*GOAL*: List each line of the data that holds the string "要尽可能地将它们转化到三角形或平行四边形中", please.

Data records
####################

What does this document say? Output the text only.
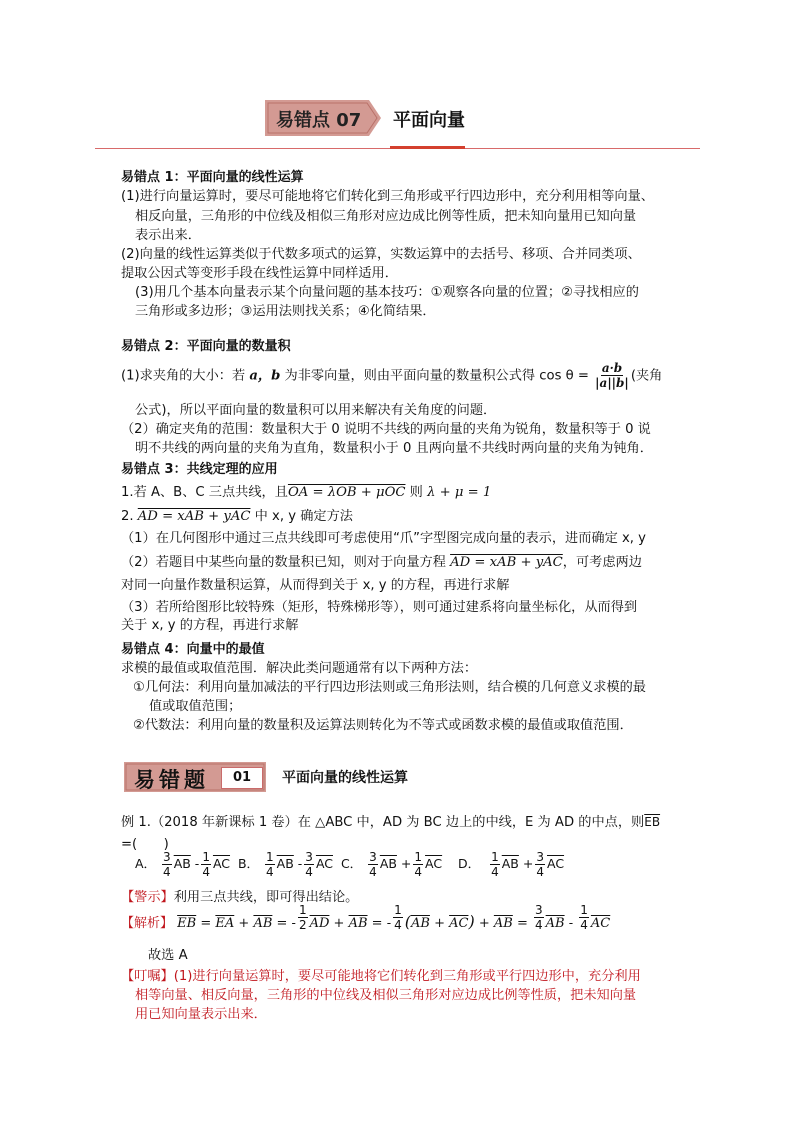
易错点 07 平面向量
易错点 1：平面向量的线性运算
(1)进行向量运算时，要尽可能地将它们转化到三角形或平行四边形中，充分利用相等向量、
相反向量，三角形的中位线及相似三角形对应边成比例等性质，把未知向量用已知向量
表示出来．
(2)向量的线性运算类似于代数多项式的运算，实数运算中的去括号、移项、合并同类项、
提取公因式等变形手段在线性运算中同样适用．
(3)用几个基本向量表示某个向量问题的基本技巧：①观察各向量的位置；②寻找相应的
三角形或多边形；③运用法则找关系；④化简结果．
易错点 2：平面向量的数量积
(1)求夹角的大小：若 a，b 为非零向量，则由平面向量的数量积公式得 $\cos \theta = \frac{a\cdot b}{|a||b|}$ (夹角
公式)，所以平面向量的数量积可以用来解决有关角度的问题．
（2）确定夹角的范围：数量积大于 0 说明不共线的两向量的夹角为锐角，数量积等于 0 说
明不共线的两向量的夹角为直角，数量积小于 0 且两向量不共线时两向量的夹角为钝角．
易错点 3：共线定理的应用
1.若 A、B、C 三点共线，且OA = λOB + μOC 则 λ + μ = 1
2. AD = xAB + yAC 中 x, y 确定方法
（1）在几何图形中通过三点共线即可考虑使用“爪”字型图完成向量的表示，进而确定 x, y
（2）若题目中某些向量的数量积已知，则对于向量方程 AD = xAB + yAC，可考虑两边
对同一向量作数量积运算，从而得到关于 x, y 的方程，再进行求解
（3）若所给图形比较特殊（矩形，特殊梯形等），则可通过建系将向量坐标化，从而得到
关于 x, y 的方程，再进行求解
易错点 4：向量中的最值
求模的最值或取值范围．解决此类问题通常有以下两种方法：
①几何法：利用向量加减法的平行四边形法则或三角形法则，结合模的几何意义求模的最
值或取值范围；
②代数法：利用向量的数量积及运算法则转化为不等式或函数求模的最值或取值范围．
易错题	01	平面向量的线性运算
例 1.（2018 年新课标 1 卷）在 △ABC 中，AD 为 BC 边上的中线，E 为 AD 的中点，则$\overline{EB}$
=(　　)
A． $\frac{3}{4} \overline{AB} - \frac{1}{4} \overline{AC}$ B． $\frac{1}{4} \overline{AB} - \frac{3}{4} \overline{AC}$ C． $\frac{3}{4} \overline{AB} + \frac{1}{4} \overline{AC}$ D． $\frac{1}{4} \overline{AB} + \frac{3}{4} \overline{AC}$
【警示】利用三点共线，即可得出结论。
【解析】 $\overline{EB} = \overline{EA} + \overline{AB}$ = - $\frac{1}{2} \overline{AD} + \overline{AB}$ = - $\frac{1}{4} (\overline{AB} + \overline{AC}) + \overline{AB} = \frac{3}{4} \overline{AB} - \frac{1}{4} \overline{AC}$
故选 A
【叮嘱】(1)进行向量运算时，要尽可能地将它们转化到三角形或平行四边形中，充分利用
相等向量、相反向量，三角形的中位线及相似三角形对应边成比例等性质，把未知向量
用已知向量表示出来．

####################

*FINAL RESULT*:
(1)进行向量运算时，要尽可能地将它们转化到三角形或平行四边形中，充分利用相等向量、
【叮嘱】(1)进行向量运算时，要尽可能地将它们转化到三角形或平行四边形中，充分利用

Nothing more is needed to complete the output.